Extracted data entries
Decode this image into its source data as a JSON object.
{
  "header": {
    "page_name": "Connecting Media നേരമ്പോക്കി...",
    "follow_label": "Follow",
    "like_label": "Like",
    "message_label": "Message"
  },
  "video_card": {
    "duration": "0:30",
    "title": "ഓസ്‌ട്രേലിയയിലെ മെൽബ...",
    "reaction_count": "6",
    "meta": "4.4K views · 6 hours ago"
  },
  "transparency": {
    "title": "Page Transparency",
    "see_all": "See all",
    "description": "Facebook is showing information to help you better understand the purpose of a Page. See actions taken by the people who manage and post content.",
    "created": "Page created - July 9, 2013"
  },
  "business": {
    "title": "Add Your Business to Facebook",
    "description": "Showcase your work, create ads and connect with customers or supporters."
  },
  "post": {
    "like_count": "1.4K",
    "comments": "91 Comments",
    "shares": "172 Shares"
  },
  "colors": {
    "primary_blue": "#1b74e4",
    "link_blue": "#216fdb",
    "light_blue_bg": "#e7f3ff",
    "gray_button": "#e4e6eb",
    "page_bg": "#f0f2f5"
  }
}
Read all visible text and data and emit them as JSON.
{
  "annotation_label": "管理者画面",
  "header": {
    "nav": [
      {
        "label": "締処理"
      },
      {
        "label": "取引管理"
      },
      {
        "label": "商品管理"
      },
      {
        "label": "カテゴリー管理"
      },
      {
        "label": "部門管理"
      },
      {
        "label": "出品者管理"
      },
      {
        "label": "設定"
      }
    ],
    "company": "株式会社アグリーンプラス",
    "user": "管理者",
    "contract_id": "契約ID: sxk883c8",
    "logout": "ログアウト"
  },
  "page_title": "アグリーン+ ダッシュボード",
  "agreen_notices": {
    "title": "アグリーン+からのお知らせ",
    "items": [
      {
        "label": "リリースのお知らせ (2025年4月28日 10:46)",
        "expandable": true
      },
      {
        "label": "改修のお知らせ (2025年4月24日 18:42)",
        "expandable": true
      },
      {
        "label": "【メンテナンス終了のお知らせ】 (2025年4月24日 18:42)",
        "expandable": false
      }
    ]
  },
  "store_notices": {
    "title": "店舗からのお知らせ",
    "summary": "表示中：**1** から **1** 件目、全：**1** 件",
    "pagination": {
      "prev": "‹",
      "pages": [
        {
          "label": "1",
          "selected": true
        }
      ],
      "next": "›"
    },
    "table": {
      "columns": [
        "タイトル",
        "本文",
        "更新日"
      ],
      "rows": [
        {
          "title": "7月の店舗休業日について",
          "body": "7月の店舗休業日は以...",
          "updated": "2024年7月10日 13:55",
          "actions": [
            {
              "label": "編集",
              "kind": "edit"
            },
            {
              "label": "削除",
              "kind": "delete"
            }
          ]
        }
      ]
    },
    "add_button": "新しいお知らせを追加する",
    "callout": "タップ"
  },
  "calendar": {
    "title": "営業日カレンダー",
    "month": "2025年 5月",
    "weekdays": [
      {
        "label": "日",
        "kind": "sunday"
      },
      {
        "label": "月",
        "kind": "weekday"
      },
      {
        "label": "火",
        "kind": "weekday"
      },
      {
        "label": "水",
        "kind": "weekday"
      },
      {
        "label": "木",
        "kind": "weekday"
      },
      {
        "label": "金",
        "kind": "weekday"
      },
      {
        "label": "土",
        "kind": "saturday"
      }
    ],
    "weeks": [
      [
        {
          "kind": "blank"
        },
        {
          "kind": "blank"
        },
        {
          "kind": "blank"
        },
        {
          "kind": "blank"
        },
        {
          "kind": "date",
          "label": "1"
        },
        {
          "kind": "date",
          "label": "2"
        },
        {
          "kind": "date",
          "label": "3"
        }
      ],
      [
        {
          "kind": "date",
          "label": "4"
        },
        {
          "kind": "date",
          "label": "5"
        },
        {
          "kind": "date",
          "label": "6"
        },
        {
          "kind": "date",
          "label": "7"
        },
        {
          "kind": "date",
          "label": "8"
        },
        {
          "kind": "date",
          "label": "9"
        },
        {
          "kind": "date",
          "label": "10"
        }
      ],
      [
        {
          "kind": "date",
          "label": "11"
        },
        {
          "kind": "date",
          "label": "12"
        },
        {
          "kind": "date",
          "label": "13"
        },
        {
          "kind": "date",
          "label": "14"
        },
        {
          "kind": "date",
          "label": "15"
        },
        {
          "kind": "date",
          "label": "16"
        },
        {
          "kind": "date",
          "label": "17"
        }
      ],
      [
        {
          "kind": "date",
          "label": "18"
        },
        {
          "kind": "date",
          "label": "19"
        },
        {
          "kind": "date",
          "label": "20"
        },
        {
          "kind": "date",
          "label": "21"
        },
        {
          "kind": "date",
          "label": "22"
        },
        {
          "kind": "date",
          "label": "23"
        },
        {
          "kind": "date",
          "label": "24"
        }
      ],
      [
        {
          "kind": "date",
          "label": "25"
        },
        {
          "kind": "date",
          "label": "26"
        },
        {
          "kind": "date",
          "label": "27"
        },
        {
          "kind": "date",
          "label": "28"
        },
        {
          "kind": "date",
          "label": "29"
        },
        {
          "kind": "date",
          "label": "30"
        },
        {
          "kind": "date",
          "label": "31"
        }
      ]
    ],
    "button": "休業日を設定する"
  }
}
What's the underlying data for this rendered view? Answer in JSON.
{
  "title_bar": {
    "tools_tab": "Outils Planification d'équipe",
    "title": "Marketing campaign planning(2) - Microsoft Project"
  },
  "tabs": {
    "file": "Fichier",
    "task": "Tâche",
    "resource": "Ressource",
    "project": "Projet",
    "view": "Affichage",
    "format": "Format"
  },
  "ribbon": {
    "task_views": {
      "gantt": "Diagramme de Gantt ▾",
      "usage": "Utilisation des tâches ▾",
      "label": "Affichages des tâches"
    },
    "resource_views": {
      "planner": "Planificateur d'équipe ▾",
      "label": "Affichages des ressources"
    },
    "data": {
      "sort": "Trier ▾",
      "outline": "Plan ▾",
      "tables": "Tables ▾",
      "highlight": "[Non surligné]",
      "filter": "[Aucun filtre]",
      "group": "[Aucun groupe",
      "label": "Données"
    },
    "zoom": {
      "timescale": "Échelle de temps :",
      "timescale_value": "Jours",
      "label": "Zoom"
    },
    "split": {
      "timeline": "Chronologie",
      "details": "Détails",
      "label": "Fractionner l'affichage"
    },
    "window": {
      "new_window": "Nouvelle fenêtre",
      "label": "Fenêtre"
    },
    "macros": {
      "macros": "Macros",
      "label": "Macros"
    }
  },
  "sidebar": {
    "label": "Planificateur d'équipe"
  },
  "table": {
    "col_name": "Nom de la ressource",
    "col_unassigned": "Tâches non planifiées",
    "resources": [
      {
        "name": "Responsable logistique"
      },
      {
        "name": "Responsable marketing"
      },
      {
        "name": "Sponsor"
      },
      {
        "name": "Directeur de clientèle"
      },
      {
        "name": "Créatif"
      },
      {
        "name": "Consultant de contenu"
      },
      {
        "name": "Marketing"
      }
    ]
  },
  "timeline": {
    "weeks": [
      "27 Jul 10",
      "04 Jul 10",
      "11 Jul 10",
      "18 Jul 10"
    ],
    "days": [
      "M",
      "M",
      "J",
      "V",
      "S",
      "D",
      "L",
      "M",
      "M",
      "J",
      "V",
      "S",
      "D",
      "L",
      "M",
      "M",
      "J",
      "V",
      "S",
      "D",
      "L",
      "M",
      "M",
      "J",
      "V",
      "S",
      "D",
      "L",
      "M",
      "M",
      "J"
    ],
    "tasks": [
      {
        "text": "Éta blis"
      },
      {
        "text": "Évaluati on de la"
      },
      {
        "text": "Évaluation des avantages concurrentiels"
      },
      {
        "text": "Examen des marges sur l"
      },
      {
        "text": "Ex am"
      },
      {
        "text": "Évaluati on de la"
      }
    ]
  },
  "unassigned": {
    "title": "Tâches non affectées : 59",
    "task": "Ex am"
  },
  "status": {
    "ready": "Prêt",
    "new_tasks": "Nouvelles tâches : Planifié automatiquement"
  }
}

Task objective
Copy each line of the records that contains the word "Aucun".

Answer in full
      "filter": "[Aucun filtre]",
      "group": "[Aucun groupe",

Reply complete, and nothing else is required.